What is required :: Examine the entries below, count the lines holding the string "Price", and respond with the number only.

Data listing ::
— start —

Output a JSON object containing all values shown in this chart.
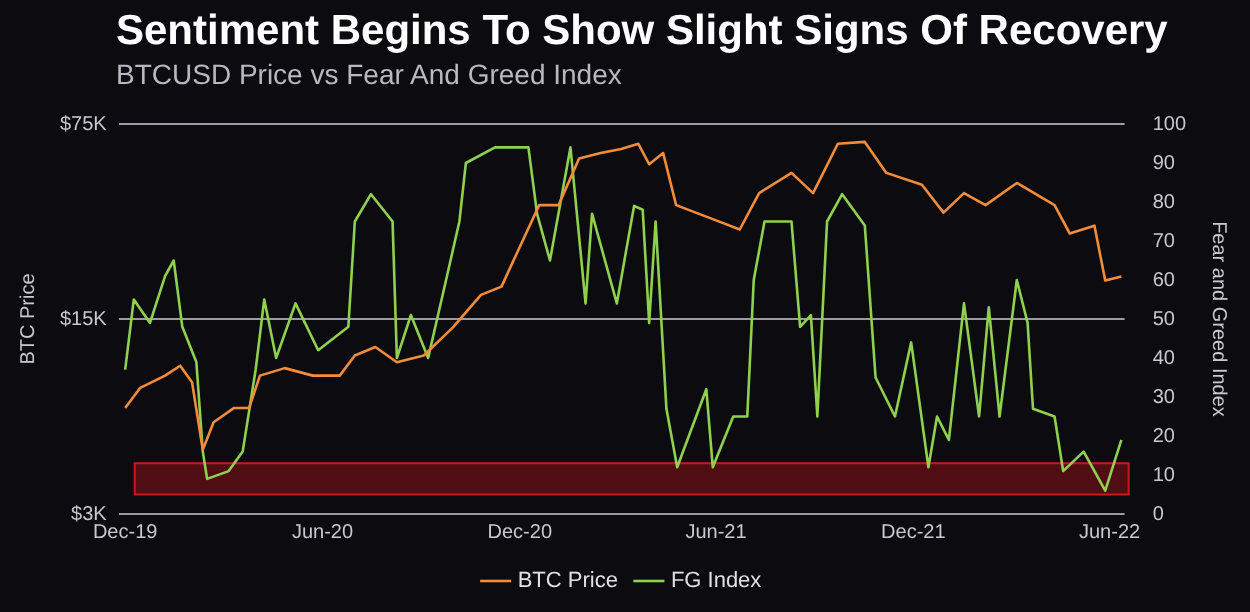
{
  "chart_data": {
    "type": "line",
    "title": "Sentiment Begins To Show Slight Signs Of Recovery",
    "subtitle": "BTCUSD Price vs Fear And Greed Index",
    "ylabel": "BTC Price",
    "y2label": "Fear and Greed Index",
    "log": "y",
    "grid": "y",
    "legend": "bottom",
    "xlim": [
      "2019-11-25",
      "2022-06-15"
    ],
    "xticks": [
      {
        "value": "2019-12-01",
        "label": "Dec-19"
      },
      {
        "value": "2020-06-01",
        "label": "Jun-20"
      },
      {
        "value": "2020-12-01",
        "label": "Dec-20"
      },
      {
        "value": "2021-06-01",
        "label": "Jun-21"
      },
      {
        "value": "2021-12-01",
        "label": "Dec-21"
      },
      {
        "value": "2022-06-01",
        "label": "Jun-22"
      }
    ],
    "ylim": [
      3000,
      75000
    ],
    "yticks": [
      {
        "value": 3000,
        "label": "$3K"
      },
      {
        "value": 15000,
        "label": "$15K"
      },
      {
        "value": 75000,
        "label": "$75K"
      }
    ],
    "y2lim": [
      0,
      100
    ],
    "y2ticks": [
      0,
      10,
      20,
      30,
      40,
      50,
      60,
      70,
      80,
      90,
      100
    ],
    "bands": [
      {
        "axis": "y2",
        "from": 5,
        "to": 13,
        "color": "#d0141e"
      }
    ],
    "series": [
      {
        "name": "BTC Price",
        "color": "#f28c3a",
        "x": [
          "2019-12-01",
          "2019-12-15",
          "2020-01-07",
          "2020-01-21",
          "2020-02-01",
          "2020-02-11",
          "2020-02-21",
          "2020-03-11",
          "2020-03-25",
          "2020-04-04",
          "2020-04-27",
          "2020-05-23",
          "2020-06-17",
          "2020-07-01",
          "2020-07-20",
          "2020-08-09",
          "2020-09-03",
          "2020-09-30",
          "2020-10-26",
          "2020-11-14",
          "2020-12-04",
          "2020-12-19",
          "2021-01-06",
          "2021-01-25",
          "2021-02-14",
          "2021-03-05",
          "2021-03-21",
          "2021-03-31",
          "2021-04-13",
          "2021-04-25",
          "2021-05-29",
          "2021-06-23",
          "2021-07-11",
          "2021-08-10",
          "2021-08-30",
          "2021-09-22",
          "2021-10-17",
          "2021-11-06",
          "2021-12-09",
          "2021-12-29",
          "2022-01-17",
          "2022-02-06",
          "2022-03-07",
          "2022-04-11",
          "2022-04-25",
          "2022-05-18",
          "2022-05-28",
          "2022-06-12"
        ],
        "values": [
          7200,
          8500,
          9400,
          10200,
          8900,
          5100,
          6400,
          7200,
          7200,
          9400,
          10000,
          9400,
          9400,
          11100,
          11900,
          10500,
          11100,
          14000,
          18300,
          19600,
          28800,
          38400,
          38400,
          56400,
          59000,
          61000,
          63700,
          53800,
          59000,
          38400,
          34200,
          31400,
          42400,
          50100,
          42400,
          63700,
          64700,
          50100,
          45400,
          36100,
          42400,
          38400,
          46100,
          38400,
          30400,
          32400,
          20600,
          21300
        ]
      },
      {
        "name": "FG Index",
        "color": "#8fd14f",
        "axis": "y2",
        "x": [
          "2019-12-01",
          "2019-12-09",
          "2019-12-24",
          "2020-01-07",
          "2020-01-15",
          "2020-01-23",
          "2020-02-05",
          "2020-02-11",
          "2020-02-15",
          "2020-03-06",
          "2020-03-19",
          "2020-03-31",
          "2020-04-08",
          "2020-04-19",
          "2020-05-07",
          "2020-05-28",
          "2020-06-25",
          "2020-07-01",
          "2020-07-16",
          "2020-08-05",
          "2020-08-09",
          "2020-08-22",
          "2020-09-07",
          "2020-09-22",
          "2020-10-06",
          "2020-10-12",
          "2020-11-08",
          "2020-12-09",
          "2020-12-17",
          "2020-12-29",
          "2021-01-17",
          "2021-01-31",
          "2021-02-06",
          "2021-03-01",
          "2021-03-17",
          "2021-03-25",
          "2021-03-31",
          "2021-04-06",
          "2021-04-16",
          "2021-04-26",
          "2021-05-23",
          "2021-05-29",
          "2021-06-17",
          "2021-06-30",
          "2021-07-06",
          "2021-07-16",
          "2021-08-10",
          "2021-08-18",
          "2021-08-28",
          "2021-09-03",
          "2021-09-12",
          "2021-09-26",
          "2021-10-17",
          "2021-10-27",
          "2021-11-14",
          "2021-11-29",
          "2021-12-15",
          "2021-12-23",
          "2022-01-03",
          "2022-01-17",
          "2022-01-31",
          "2022-02-09",
          "2022-02-19",
          "2022-03-07",
          "2022-03-17",
          "2022-03-22",
          "2022-04-11",
          "2022-04-19",
          "2022-05-08",
          "2022-05-28",
          "2022-06-12"
        ],
        "values": [
          37,
          55,
          49,
          61,
          65,
          48,
          39,
          16,
          9,
          11,
          16,
          37,
          55,
          40,
          54,
          42,
          48,
          75,
          82,
          75,
          40,
          51,
          40,
          58,
          75,
          90,
          94,
          94,
          77,
          65,
          94,
          54,
          77,
          54,
          79,
          78,
          49,
          75,
          27,
          12,
          32,
          12,
          25,
          25,
          60,
          75,
          75,
          48,
          51,
          25,
          75,
          82,
          74,
          35,
          25,
          44,
          12,
          25,
          19,
          54,
          25,
          53,
          25,
          60,
          49,
          27,
          25,
          11,
          16,
          6,
          19
        ]
      }
    ]
  }
}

— end —

Task solution :: 3